◆ **WORK INSTRUCTIONS**:
Write out the listing below again, precisely as it is given.

◆ **INPUT FOR THIS TASK**:
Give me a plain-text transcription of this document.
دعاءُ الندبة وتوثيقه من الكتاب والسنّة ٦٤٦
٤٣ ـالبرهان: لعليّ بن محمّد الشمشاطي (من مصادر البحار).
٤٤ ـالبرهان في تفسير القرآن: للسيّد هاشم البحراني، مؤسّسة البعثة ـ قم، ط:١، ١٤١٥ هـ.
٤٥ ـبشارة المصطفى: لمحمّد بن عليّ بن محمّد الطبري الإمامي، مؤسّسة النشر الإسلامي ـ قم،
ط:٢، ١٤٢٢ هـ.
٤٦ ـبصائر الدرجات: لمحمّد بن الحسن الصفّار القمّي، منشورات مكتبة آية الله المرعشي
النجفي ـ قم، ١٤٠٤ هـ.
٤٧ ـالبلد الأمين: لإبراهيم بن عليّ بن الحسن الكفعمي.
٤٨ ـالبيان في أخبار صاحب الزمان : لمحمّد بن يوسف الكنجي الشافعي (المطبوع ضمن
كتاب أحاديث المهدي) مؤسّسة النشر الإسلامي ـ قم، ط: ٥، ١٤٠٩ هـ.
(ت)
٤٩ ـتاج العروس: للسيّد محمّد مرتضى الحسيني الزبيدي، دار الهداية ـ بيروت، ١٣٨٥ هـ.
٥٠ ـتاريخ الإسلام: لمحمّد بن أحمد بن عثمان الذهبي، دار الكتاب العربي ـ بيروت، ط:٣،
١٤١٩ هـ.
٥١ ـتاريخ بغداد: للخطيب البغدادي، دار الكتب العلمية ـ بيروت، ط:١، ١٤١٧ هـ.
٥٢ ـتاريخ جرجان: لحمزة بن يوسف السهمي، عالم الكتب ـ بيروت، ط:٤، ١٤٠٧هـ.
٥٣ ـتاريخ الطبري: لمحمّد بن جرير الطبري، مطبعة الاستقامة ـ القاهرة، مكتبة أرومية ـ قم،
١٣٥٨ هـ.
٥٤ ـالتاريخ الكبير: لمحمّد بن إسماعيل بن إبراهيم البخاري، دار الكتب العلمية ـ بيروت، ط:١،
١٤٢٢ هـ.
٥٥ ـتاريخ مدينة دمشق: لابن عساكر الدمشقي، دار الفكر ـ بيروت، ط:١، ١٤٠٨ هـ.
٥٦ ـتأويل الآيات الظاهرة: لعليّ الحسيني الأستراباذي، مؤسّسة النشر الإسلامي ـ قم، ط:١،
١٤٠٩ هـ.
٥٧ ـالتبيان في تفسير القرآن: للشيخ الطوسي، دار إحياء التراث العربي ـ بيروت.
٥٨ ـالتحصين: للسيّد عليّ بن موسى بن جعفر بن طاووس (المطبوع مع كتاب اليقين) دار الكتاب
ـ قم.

◆ **EXERCISE ANSWER**:
Give me a plain-text transcription of this document.
دعاءُ الندبة وتوثيقه من الكتاب والسنّة ٦٤٦
٤٣ ـالبرهان: لعليّ بن محمّد الشمشاطي (من مصادر البحار).
٤٤ ـالبرهان في تفسير القرآن: للسيّد هاشم البحراني، مؤسّسة البعثة ـ قم، ط:١، ١٤١٥ هـ.
٤٥ ـبشارة المصطفى: لمحمّد بن عليّ بن محمّد الطبري الإمامي، مؤسّسة النشر الإسلامي ـ قم،
ط:٢، ١٤٢٢ هـ.
٤٦ ـبصائر الدرجات: لمحمّد بن الحسن الصفّار القمّي، منشورات مكتبة آية الله المرعشي
النجفي ـ قم، ١٤٠٤ هـ.
٤٧ ـالبلد الأمين: لإبراهيم بن عليّ بن الحسن الكفعمي.
٤٨ ـالبيان في أخبار صاحب الزمان : لمحمّد بن يوسف الكنجي الشافعي (المطبوع ضمن
كتاب أحاديث المهدي) مؤسّسة النشر الإسلامي ـ قم، ط: ٥، ١٤٠٩ هـ.
(ت)
٤٩ ـتاج العروس: للسيّد محمّد مرتضى الحسيني الزبيدي، دار الهداية ـ بيروت، ١٣٨٥ هـ.
٥٠ ـتاريخ الإسلام: لمحمّد بن أحمد بن عثمان الذهبي، دار الكتاب العربي ـ بيروت، ط:٣،
١٤١٩ هـ.
٥١ ـتاريخ بغداد: للخطيب البغدادي، دار الكتب العلمية ـ بيروت، ط:١، ١٤١٧ هـ.
٥٢ ـتاريخ جرجان: لحمزة بن يوسف السهمي، عالم الكتب ـ بيروت، ط:٤، ١٤٠٧هـ.
٥٣ ـتاريخ الطبري: لمحمّد بن جرير الطبري، مطبعة الاستقامة ـ القاهرة، مكتبة أرومية ـ قم،
١٣٥٨ هـ.
٥٤ ـالتاريخ الكبير: لمحمّد بن إسماعيل بن إبراهيم البخاري، دار الكتب العلمية ـ بيروت، ط:١،
١٤٢٢ هـ.
٥٥ ـتاريخ مدينة دمشق: لابن عساكر الدمشقي، دار الفكر ـ بيروت، ط:١، ١٤٠٨ هـ.
٥٦ ـتأويل الآيات الظاهرة: لعليّ الحسيني الأستراباذي، مؤسّسة النشر الإسلامي ـ قم، ط:١،
١٤٠٩ هـ.
٥٧ ـالتبيان في تفسير القرآن: للشيخ الطوسي، دار إحياء التراث العربي ـ بيروت.
٥٨ ـالتحصين: للسيّد عليّ بن موسى بن جعفر بن طاووس (المطبوع مع كتاب اليقين) دار الكتاب
ـ قم.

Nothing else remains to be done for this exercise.